(Records of where elements appear)

══════════

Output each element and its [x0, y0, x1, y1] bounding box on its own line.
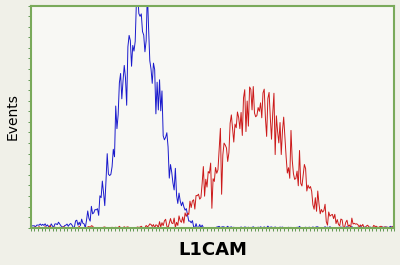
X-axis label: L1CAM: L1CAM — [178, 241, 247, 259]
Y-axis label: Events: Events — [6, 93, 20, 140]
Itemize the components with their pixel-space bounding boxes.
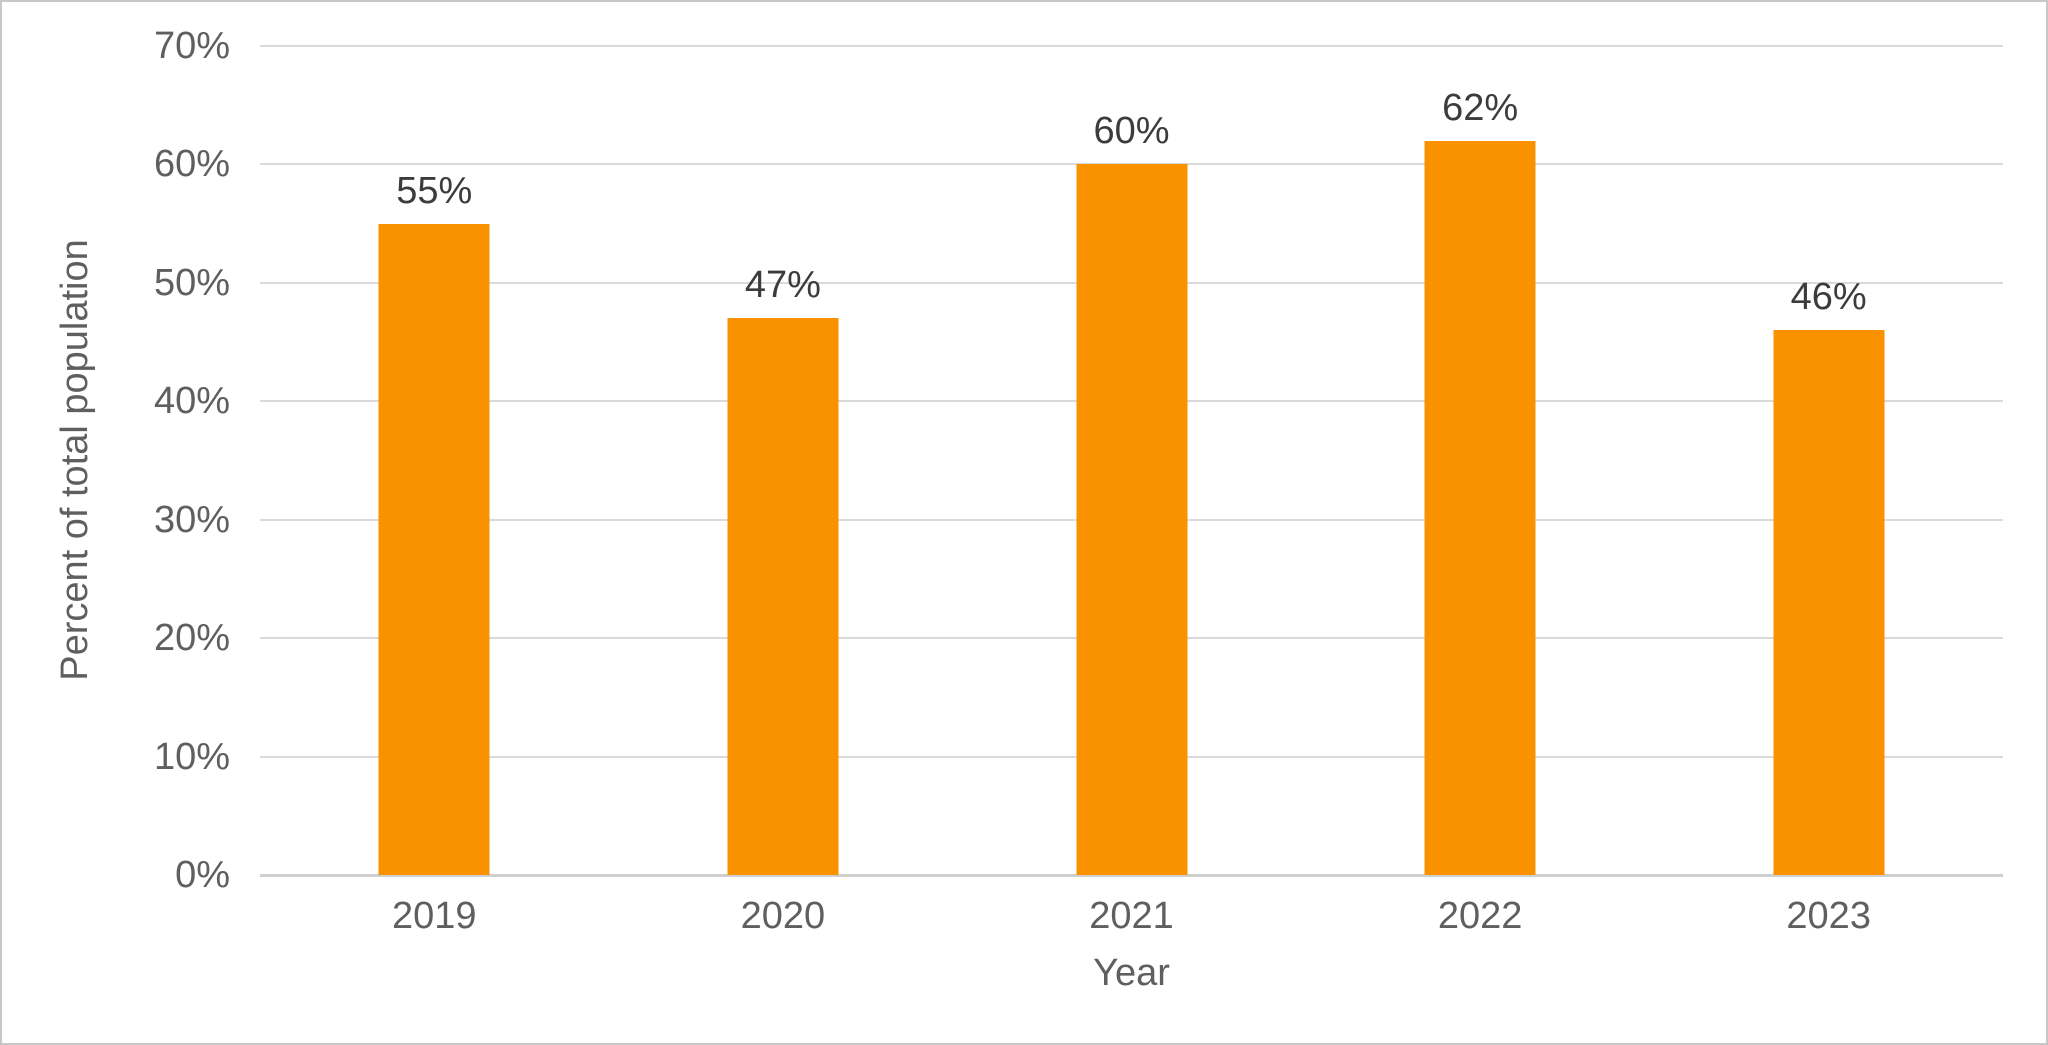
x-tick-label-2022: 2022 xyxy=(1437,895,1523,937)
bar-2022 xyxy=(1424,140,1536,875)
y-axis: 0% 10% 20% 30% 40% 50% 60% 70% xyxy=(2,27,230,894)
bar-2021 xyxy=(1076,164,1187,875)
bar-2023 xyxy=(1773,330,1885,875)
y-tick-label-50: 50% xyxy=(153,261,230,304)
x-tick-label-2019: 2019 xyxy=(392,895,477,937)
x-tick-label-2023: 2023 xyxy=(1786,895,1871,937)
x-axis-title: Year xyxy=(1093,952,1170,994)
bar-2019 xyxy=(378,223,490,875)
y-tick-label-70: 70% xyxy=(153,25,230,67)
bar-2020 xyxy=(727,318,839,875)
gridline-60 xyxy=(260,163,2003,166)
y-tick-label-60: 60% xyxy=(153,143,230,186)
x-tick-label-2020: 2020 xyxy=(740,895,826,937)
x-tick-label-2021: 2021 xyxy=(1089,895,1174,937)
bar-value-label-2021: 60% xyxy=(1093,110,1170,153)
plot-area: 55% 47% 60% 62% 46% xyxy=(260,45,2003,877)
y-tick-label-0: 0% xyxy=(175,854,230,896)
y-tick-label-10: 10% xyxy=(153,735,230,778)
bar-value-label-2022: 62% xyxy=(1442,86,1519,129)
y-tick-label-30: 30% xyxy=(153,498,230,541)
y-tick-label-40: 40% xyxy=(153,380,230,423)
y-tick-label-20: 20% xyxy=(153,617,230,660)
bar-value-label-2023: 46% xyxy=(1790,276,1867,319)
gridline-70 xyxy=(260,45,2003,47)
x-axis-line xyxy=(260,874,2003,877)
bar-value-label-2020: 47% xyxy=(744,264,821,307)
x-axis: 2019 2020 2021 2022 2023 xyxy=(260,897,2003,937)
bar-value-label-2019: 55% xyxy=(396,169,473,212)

══════════

Write out every line of the entries above verbatim, omitting the picture markers.

§ Exercise output
Output each element and its [x0, y0, x1, y1] bounding box on its own line.
X-axis label: L1CAM: L1CAM — [178, 241, 247, 259]
Y-axis label: Events: Events — [6, 93, 20, 140]
Itemize the components with their pixel-space bounding boxes.
x-tick-label-2022: 2022 xyxy=(1437,895,1523,937)
bar-2022 xyxy=(1424,140,1536,875)
y-axis: 0% 10% 20% 30% 40% 50% 60% 70% xyxy=(2,27,230,894)
bar-2021 xyxy=(1076,164,1187,875)
bar-2023 xyxy=(1773,330,1885,875)
y-tick-label-50: 50% xyxy=(153,261,230,304)
x-tick-label-2019: 2019 xyxy=(392,895,477,937)
x-tick-label-2023: 2023 xyxy=(1786,895,1871,937)
x-axis-title: Year xyxy=(1093,952,1170,994)
bar-2019 xyxy=(378,223,490,875)
y-tick-label-70: 70% xyxy=(153,25,230,67)
bar-2020 xyxy=(727,318,839,875)
gridline-60 xyxy=(260,163,2003,166)
y-tick-label-60: 60% xyxy=(153,143,230,186)
x-tick-label-2020: 2020 xyxy=(740,895,826,937)
x-tick-label-2021: 2021 xyxy=(1089,895,1174,937)
bar-value-label-2021: 60% xyxy=(1093,110,1170,153)
plot-area: 55% 47% 60% 62% 46% xyxy=(260,45,2003,877)
y-tick-label-0: 0% xyxy=(175,854,230,896)
y-tick-label-10: 10% xyxy=(153,735,230,778)
bar-value-label-2022: 62% xyxy=(1442,86,1519,129)
y-tick-label-30: 30% xyxy=(153,498,230,541)
y-tick-label-40: 40% xyxy=(153,380,230,423)
y-tick-label-20: 20% xyxy=(153,617,230,660)
bar-value-label-2023: 46% xyxy=(1790,276,1867,319)
gridline-70 xyxy=(260,45,2003,47)
x-axis-line xyxy=(260,874,2003,877)
bar-value-label-2020: 47% xyxy=(744,264,821,307)
x-axis: 2019 2020 2021 2022 2023 xyxy=(260,897,2003,937)
bar-value-label-2019: 55% xyxy=(396,169,473,212)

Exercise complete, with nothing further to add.